Pictures are excluded from this exercise. Transcribe exactly the lines from the one containing "Enumerate this screenshot's" through the last line of the listing.

▶ **Information supplied**
• • • •

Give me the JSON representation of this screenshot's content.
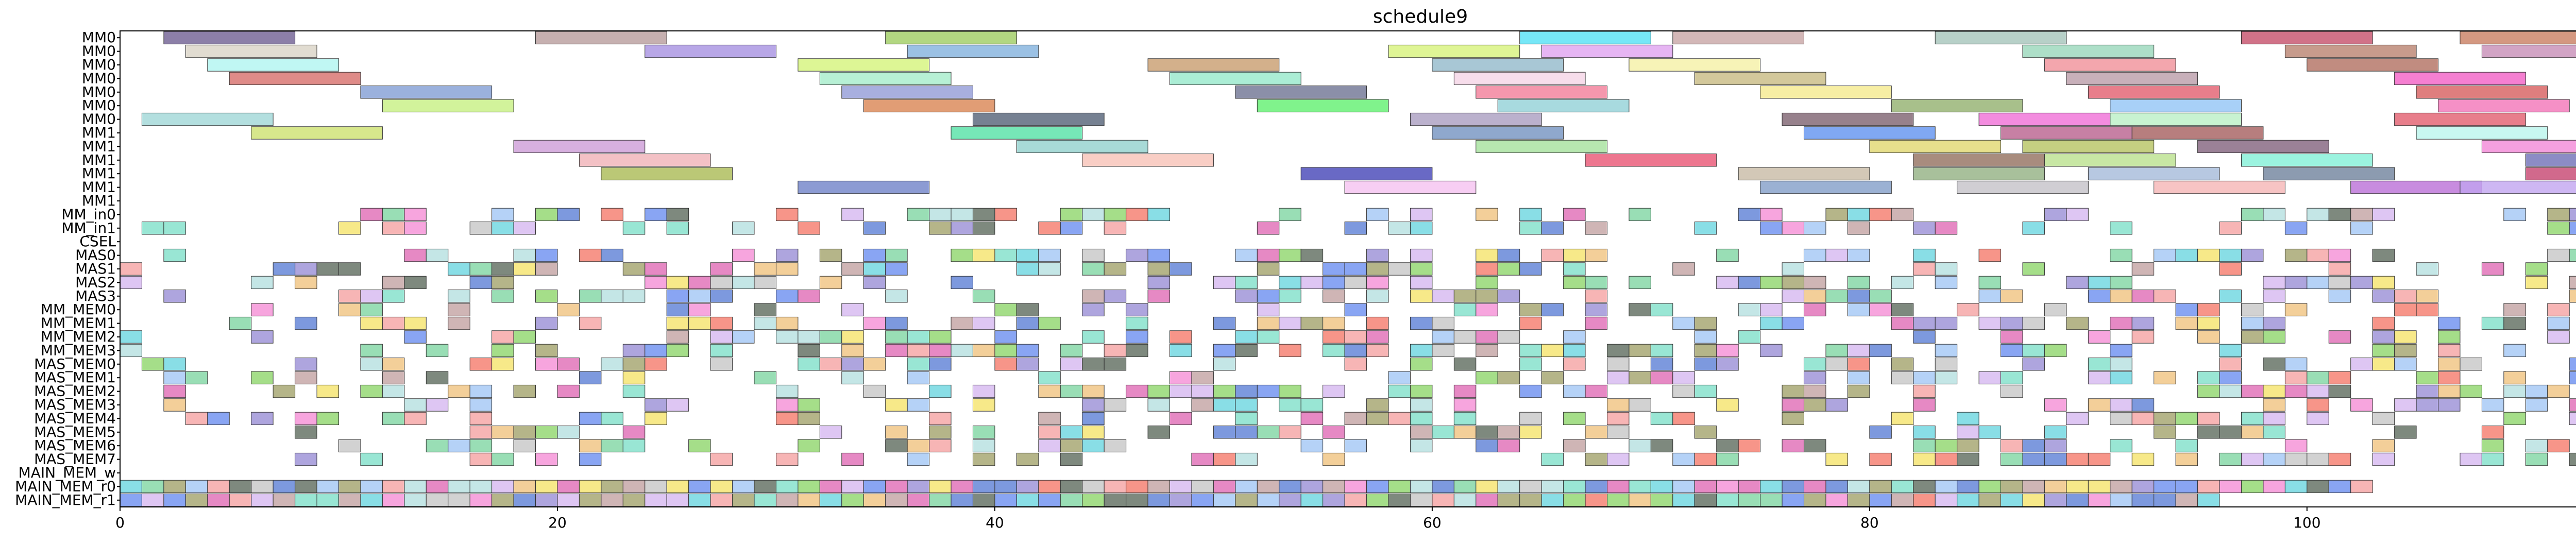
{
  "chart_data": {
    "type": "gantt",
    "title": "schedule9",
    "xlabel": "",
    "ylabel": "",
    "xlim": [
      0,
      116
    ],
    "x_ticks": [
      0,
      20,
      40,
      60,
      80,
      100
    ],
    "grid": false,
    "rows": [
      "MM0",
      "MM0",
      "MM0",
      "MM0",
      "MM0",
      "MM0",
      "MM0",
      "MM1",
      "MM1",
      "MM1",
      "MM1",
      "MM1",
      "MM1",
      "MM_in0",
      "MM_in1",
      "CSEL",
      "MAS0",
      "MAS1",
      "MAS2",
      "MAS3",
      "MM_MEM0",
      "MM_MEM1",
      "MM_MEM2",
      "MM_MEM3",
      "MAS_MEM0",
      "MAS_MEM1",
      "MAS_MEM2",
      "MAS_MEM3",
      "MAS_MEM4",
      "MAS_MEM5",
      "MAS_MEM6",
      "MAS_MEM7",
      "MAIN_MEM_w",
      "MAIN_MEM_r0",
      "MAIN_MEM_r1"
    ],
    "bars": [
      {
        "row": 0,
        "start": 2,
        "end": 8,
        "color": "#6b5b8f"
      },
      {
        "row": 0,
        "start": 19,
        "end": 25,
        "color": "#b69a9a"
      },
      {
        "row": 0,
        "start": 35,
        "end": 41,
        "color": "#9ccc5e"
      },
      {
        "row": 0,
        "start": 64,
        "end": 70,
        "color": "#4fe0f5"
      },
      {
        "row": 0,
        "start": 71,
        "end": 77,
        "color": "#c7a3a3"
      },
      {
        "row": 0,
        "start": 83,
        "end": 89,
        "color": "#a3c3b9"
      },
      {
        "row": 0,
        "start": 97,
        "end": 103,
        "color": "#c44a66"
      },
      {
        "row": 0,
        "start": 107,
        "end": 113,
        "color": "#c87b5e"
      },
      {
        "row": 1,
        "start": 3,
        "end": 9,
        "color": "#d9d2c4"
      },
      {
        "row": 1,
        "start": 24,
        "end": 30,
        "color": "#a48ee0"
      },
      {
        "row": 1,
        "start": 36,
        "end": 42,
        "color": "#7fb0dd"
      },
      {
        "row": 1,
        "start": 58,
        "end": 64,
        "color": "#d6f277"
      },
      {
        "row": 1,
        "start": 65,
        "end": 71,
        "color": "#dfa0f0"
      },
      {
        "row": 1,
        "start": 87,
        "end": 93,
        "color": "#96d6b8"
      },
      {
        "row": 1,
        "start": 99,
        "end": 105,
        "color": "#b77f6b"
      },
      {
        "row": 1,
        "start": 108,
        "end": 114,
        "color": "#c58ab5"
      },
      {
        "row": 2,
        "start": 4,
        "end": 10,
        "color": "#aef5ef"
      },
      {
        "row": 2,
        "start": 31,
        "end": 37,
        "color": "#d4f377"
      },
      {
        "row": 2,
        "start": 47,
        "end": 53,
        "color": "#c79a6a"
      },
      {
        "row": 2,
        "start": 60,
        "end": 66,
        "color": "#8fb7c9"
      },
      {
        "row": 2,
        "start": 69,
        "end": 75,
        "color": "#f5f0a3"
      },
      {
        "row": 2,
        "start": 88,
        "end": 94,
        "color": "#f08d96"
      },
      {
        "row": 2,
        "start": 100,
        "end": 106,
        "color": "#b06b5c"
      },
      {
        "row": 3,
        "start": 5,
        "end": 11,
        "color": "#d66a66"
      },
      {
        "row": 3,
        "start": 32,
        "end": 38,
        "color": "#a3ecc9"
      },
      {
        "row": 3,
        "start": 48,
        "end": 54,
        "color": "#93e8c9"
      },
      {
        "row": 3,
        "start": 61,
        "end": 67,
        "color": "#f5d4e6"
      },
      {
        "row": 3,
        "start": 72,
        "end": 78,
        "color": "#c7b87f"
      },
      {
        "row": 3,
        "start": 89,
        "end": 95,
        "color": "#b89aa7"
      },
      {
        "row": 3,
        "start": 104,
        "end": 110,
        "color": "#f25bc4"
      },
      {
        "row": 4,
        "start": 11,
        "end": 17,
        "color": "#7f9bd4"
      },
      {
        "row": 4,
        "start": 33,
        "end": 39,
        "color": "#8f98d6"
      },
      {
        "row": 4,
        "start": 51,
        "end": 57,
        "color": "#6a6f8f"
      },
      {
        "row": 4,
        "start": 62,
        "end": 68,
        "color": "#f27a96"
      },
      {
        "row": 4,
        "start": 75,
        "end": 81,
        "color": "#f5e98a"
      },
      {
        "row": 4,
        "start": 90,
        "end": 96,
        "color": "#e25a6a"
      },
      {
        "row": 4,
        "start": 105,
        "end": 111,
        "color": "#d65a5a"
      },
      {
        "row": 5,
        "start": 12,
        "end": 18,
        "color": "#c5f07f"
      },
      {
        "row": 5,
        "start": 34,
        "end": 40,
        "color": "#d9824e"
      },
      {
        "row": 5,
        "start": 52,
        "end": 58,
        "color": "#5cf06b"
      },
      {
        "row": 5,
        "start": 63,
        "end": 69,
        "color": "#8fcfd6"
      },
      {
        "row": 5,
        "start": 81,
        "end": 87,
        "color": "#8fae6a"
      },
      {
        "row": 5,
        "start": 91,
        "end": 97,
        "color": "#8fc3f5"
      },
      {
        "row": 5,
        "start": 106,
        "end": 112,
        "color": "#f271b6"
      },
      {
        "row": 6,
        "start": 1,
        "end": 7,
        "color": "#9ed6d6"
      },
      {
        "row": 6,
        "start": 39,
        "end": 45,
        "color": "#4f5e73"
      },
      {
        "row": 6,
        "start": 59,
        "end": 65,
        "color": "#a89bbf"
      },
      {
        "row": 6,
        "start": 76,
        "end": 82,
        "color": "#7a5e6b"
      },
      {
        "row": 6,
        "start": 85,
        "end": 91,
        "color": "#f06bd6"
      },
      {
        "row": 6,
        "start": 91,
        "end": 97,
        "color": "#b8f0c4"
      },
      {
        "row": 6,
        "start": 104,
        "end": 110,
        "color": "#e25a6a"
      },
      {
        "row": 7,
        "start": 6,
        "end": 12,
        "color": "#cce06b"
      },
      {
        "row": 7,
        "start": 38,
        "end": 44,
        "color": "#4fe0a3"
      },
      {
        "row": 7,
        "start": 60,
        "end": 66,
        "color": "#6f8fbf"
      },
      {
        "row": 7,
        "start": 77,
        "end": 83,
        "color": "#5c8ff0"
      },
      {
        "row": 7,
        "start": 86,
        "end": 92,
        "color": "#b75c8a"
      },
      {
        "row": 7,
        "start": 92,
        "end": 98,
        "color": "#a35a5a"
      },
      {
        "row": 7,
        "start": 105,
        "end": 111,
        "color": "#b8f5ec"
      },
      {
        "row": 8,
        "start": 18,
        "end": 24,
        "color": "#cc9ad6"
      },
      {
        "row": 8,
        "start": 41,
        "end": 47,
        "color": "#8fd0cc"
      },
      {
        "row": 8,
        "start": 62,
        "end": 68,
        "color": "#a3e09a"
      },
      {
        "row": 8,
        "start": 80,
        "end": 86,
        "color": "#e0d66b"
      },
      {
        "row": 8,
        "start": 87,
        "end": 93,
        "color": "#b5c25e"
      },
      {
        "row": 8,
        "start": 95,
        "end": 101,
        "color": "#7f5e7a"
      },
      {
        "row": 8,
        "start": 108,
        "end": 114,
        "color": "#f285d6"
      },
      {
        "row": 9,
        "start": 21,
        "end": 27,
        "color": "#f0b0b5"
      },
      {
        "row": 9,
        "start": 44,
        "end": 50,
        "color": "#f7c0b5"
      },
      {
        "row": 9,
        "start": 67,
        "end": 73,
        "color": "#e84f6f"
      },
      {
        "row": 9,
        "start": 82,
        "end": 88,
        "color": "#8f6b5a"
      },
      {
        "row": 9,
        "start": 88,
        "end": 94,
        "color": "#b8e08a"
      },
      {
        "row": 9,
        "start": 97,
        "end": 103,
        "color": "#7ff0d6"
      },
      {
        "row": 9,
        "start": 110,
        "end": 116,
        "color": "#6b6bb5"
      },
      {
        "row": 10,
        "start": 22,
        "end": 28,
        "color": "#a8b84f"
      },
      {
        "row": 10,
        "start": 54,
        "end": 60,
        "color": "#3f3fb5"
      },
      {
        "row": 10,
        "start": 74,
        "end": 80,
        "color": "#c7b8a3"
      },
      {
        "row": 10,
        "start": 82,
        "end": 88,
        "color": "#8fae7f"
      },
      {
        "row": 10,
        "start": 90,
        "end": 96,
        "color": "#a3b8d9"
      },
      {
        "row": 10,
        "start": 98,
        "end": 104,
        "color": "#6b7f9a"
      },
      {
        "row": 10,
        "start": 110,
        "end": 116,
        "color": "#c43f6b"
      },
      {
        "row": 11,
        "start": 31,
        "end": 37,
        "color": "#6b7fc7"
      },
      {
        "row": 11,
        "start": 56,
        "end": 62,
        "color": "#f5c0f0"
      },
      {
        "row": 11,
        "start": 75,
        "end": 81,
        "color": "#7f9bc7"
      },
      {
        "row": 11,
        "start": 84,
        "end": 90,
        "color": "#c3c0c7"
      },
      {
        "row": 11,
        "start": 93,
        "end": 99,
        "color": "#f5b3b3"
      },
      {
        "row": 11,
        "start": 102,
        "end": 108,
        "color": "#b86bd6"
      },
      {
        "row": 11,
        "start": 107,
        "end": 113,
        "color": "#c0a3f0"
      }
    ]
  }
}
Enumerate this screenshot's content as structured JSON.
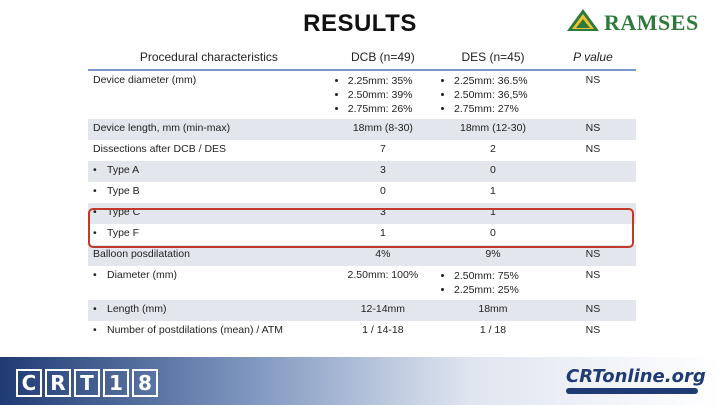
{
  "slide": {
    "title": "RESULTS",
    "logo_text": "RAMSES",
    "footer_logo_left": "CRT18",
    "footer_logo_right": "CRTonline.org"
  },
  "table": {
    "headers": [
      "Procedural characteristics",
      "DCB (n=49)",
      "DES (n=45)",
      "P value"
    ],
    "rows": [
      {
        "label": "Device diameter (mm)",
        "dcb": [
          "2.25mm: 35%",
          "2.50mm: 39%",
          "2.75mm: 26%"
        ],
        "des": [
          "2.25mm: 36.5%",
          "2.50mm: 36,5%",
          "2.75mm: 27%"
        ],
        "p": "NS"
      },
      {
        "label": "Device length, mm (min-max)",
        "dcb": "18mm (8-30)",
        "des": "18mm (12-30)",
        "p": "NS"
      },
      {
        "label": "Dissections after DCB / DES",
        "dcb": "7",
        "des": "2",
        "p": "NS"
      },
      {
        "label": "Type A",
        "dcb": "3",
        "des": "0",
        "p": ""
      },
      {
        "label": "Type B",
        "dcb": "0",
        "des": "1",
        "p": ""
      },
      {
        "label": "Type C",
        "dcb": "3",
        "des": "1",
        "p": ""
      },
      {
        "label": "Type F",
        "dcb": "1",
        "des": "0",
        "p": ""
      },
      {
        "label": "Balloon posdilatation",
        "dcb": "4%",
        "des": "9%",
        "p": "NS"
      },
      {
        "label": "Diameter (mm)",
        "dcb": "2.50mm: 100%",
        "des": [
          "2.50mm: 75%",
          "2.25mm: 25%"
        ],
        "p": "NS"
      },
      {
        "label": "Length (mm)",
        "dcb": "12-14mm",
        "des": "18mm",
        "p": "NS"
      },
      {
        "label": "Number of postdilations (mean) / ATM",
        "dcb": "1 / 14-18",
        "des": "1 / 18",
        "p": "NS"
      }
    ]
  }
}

• • • •

▶ **Reply**
Enumerate this screenshot's content as structured JSON.
{
  "slide": {
    "title": "RESULTS",
    "logo_text": "RAMSES",
    "footer_logo_left": "CRT18",
    "footer_logo_right": "CRTonline.org"
  },
  "table": {
    "headers": [
      "Procedural characteristics",
      "DCB (n=49)",
      "DES (n=45)",
      "P value"
    ],
    "rows": [
      {
        "label": "Device diameter (mm)",
        "dcb": [
          "2.25mm: 35%",
          "2.50mm: 39%",
          "2.75mm: 26%"
        ],
        "des": [
          "2.25mm: 36.5%",
          "2.50mm: 36,5%",
          "2.75mm: 27%"
        ],
        "p": "NS"
      },
      {
        "label": "Device length, mm (min-max)",
        "dcb": "18mm (8-30)",
        "des": "18mm (12-30)",
        "p": "NS"
      },
      {
        "label": "Dissections after DCB / DES",
        "dcb": "7",
        "des": "2",
        "p": "NS"
      },
      {
        "label": "Type A",
        "dcb": "3",
        "des": "0",
        "p": ""
      },
      {
        "label": "Type B",
        "dcb": "0",
        "des": "1",
        "p": ""
      },
      {
        "label": "Type C",
        "dcb": "3",
        "des": "1",
        "p": ""
      },
      {
        "label": "Type F",
        "dcb": "1",
        "des": "0",
        "p": ""
      },
      {
        "label": "Balloon posdilatation",
        "dcb": "4%",
        "des": "9%",
        "p": "NS"
      },
      {
        "label": "Diameter (mm)",
        "dcb": "2.50mm: 100%",
        "des": [
          "2.50mm: 75%",
          "2.25mm: 25%"
        ],
        "p": "NS"
      },
      {
        "label": "Length (mm)",
        "dcb": "12-14mm",
        "des": "18mm",
        "p": "NS"
      },
      {
        "label": "Number of postdilations (mean) / ATM",
        "dcb": "1 / 14-18",
        "des": "1 / 18",
        "p": "NS"
      }
    ]
  }
}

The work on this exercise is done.